[Dataset entries on figures]
::::

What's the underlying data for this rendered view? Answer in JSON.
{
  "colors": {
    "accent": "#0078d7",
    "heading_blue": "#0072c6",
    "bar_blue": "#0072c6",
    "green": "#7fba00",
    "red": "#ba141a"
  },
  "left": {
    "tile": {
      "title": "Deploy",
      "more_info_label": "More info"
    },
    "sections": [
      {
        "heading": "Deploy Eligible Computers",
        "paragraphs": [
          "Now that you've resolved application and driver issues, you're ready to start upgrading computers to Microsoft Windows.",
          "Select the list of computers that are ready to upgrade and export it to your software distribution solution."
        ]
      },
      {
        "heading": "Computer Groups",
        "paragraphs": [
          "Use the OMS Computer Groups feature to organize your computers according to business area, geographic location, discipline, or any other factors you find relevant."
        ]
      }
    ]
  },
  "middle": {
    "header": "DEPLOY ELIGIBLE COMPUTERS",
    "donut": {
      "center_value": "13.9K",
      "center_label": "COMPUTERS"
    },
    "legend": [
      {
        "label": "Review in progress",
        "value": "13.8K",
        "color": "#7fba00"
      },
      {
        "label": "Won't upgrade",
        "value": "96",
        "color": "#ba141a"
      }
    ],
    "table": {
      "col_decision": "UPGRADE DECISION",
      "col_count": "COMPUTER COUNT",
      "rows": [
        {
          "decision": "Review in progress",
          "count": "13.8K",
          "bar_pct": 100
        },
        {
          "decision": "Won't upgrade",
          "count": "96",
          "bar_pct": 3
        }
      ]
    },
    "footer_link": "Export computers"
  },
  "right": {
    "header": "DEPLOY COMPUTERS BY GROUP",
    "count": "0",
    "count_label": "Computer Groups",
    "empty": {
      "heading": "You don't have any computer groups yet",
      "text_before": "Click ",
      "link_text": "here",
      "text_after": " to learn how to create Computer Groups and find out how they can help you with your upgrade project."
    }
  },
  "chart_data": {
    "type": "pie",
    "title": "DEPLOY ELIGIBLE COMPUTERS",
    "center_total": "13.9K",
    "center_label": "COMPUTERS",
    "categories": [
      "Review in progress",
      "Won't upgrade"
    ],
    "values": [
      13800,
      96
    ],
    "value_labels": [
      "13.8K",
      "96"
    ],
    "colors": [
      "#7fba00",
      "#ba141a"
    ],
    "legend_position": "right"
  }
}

::::

• Objective
Show each line holding the word "ready".

• Exercise solution
          "Now that you've resolved application and driver issues, you're ready to start upgrading computers to Microsoft Windows.",
          "Select the list of computers that are ready to upgrade and export it to your software distribution solution."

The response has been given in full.